* **INFORMATION SUPPLIED**:
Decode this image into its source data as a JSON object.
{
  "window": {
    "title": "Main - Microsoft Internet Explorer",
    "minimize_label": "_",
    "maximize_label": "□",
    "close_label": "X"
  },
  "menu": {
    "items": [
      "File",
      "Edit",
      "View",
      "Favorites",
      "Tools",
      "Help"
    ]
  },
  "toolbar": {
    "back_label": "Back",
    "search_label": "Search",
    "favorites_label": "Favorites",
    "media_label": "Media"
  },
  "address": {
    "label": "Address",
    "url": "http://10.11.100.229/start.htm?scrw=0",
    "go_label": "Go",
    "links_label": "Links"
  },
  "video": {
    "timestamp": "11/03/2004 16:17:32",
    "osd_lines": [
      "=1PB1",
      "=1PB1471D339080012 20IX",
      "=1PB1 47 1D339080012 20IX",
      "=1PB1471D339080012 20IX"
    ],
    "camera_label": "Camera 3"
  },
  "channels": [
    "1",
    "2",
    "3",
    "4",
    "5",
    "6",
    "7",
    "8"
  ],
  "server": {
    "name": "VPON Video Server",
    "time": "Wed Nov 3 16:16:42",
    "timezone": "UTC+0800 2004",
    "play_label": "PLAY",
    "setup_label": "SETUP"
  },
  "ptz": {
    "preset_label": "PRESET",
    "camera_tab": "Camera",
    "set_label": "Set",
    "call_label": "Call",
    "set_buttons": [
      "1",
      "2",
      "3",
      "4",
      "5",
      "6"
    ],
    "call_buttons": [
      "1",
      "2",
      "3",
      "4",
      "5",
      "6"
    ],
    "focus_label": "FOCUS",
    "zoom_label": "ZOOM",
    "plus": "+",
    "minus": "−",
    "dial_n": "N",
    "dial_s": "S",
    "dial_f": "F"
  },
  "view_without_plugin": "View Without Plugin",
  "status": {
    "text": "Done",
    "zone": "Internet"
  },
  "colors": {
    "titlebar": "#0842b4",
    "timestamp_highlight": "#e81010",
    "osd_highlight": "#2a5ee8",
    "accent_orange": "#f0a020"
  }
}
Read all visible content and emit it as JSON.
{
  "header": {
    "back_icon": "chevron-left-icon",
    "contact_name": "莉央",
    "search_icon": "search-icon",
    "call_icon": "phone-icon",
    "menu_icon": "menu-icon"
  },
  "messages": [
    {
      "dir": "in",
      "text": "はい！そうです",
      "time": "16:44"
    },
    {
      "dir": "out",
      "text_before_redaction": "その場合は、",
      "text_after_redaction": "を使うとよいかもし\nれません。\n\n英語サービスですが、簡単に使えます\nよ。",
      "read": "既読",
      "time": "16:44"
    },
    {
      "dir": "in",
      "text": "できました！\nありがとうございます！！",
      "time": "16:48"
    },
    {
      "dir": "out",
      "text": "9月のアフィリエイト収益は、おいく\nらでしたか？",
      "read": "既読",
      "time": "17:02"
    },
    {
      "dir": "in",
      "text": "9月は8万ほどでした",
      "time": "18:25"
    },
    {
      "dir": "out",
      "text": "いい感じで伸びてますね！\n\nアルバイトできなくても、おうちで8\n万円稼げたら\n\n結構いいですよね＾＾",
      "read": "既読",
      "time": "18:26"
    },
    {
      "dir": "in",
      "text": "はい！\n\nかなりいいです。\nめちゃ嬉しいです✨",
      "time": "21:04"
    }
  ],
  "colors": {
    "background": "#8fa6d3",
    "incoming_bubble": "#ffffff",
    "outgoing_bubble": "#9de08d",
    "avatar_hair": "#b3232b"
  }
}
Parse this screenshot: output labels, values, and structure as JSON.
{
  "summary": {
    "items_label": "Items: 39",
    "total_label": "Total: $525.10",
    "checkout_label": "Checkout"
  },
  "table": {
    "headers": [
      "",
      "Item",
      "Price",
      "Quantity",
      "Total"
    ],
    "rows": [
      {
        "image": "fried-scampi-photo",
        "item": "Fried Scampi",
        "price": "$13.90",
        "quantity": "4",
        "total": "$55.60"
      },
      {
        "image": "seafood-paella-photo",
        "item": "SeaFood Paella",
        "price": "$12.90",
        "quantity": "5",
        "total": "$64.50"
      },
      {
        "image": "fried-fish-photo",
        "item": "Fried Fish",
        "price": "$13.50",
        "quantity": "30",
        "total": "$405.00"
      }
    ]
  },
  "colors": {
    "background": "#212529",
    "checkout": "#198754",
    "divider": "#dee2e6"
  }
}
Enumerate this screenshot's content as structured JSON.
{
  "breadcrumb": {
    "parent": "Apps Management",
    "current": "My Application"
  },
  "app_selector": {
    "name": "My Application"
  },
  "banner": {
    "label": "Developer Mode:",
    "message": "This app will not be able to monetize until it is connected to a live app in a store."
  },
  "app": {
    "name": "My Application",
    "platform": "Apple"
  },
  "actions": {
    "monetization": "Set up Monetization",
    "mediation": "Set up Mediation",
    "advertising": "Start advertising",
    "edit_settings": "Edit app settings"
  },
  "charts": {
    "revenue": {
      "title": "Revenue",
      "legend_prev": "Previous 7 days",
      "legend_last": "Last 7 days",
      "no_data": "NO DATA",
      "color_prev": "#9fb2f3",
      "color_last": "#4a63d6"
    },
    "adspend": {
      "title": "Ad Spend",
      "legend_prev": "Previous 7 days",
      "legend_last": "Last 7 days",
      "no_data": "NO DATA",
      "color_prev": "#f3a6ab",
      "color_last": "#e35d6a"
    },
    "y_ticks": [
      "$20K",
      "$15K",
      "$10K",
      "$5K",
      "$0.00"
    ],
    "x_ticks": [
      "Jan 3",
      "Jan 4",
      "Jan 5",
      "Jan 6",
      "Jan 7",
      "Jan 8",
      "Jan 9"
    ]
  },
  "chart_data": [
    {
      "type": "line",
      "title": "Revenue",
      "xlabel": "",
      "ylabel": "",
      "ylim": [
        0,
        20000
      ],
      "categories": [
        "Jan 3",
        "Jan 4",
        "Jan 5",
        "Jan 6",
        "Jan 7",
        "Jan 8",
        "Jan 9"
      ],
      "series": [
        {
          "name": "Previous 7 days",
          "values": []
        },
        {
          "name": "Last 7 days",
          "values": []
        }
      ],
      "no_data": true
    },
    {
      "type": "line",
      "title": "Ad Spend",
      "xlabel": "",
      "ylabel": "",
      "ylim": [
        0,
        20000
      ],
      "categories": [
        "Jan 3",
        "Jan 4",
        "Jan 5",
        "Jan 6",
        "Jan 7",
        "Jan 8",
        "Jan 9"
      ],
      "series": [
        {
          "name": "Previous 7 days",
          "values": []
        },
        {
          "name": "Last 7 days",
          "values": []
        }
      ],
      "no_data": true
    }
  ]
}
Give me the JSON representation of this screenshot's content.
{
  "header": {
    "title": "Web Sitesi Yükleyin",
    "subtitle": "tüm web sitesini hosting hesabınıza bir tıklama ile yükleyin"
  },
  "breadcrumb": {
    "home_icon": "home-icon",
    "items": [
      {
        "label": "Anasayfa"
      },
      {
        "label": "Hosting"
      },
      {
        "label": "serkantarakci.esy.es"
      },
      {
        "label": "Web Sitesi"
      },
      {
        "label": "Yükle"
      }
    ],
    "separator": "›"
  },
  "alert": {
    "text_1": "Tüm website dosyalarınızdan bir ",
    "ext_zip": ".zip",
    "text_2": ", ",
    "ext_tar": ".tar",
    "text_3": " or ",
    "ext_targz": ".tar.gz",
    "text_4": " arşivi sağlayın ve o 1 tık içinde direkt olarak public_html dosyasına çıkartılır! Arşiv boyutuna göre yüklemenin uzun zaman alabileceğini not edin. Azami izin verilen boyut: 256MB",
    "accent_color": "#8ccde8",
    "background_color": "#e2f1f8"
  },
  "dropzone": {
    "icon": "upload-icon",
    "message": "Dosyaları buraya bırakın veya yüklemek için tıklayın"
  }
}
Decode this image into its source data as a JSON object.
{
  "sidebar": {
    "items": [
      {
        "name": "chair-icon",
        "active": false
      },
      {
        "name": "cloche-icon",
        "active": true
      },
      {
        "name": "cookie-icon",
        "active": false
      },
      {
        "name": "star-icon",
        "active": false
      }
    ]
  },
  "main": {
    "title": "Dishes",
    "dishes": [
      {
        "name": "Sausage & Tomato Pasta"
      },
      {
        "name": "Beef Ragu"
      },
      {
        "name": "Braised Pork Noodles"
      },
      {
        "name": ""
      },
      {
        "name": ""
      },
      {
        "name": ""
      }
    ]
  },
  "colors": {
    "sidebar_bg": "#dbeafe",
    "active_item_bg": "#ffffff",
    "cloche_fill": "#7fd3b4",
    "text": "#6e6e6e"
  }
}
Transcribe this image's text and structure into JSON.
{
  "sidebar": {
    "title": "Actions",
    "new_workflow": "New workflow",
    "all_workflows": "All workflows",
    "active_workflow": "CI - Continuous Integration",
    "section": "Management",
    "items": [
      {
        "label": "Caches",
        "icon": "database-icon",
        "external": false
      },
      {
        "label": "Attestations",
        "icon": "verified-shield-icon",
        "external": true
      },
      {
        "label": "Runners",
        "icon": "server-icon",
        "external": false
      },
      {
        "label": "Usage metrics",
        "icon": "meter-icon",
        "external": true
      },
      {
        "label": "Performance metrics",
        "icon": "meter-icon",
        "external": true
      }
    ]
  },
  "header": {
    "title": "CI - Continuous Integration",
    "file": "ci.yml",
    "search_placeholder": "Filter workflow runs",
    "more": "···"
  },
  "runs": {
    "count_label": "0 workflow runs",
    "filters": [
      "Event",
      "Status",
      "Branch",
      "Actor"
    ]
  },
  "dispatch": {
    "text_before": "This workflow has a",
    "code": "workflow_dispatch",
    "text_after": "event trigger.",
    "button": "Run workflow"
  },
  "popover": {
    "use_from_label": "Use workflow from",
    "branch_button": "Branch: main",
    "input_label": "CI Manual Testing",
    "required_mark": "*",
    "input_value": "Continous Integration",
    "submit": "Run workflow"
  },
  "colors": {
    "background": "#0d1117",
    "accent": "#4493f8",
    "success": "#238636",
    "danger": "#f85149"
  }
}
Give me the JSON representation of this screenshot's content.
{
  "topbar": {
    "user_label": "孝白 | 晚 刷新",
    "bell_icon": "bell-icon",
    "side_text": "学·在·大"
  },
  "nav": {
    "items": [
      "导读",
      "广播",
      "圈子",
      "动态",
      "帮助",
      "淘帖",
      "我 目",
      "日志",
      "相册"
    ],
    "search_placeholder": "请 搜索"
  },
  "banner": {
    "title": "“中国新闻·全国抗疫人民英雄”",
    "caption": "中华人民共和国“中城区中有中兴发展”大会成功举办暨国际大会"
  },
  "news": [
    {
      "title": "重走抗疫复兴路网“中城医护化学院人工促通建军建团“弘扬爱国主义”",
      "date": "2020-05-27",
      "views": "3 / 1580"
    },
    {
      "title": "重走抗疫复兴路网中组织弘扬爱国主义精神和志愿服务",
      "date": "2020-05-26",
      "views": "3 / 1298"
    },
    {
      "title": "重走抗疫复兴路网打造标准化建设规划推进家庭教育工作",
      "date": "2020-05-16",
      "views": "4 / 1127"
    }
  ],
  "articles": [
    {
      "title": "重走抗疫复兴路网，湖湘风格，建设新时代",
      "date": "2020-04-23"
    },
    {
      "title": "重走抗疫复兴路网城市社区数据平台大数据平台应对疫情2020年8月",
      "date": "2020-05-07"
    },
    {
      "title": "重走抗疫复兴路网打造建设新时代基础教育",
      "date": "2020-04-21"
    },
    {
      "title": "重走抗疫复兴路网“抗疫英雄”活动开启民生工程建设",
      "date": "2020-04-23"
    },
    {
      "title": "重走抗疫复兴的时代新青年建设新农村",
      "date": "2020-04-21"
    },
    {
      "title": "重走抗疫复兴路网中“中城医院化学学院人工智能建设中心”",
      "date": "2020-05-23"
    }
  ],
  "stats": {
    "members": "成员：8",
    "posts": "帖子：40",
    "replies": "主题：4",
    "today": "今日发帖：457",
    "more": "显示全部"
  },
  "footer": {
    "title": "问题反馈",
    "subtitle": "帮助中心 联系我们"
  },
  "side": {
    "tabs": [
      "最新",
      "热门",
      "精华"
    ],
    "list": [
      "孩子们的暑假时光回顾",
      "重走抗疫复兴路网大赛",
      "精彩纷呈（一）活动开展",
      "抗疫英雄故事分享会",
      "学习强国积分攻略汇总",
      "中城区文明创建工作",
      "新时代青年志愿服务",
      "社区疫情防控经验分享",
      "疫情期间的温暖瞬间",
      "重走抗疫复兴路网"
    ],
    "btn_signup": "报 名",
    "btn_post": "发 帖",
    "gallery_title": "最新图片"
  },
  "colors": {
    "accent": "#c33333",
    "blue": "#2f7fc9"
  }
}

* **WHAT THIS TASK INVOLVES**:
Only a number is wanted: how many lines of the data above contain "screenshot"?

* **RESPONSE TO THIS EXERCISE**:
4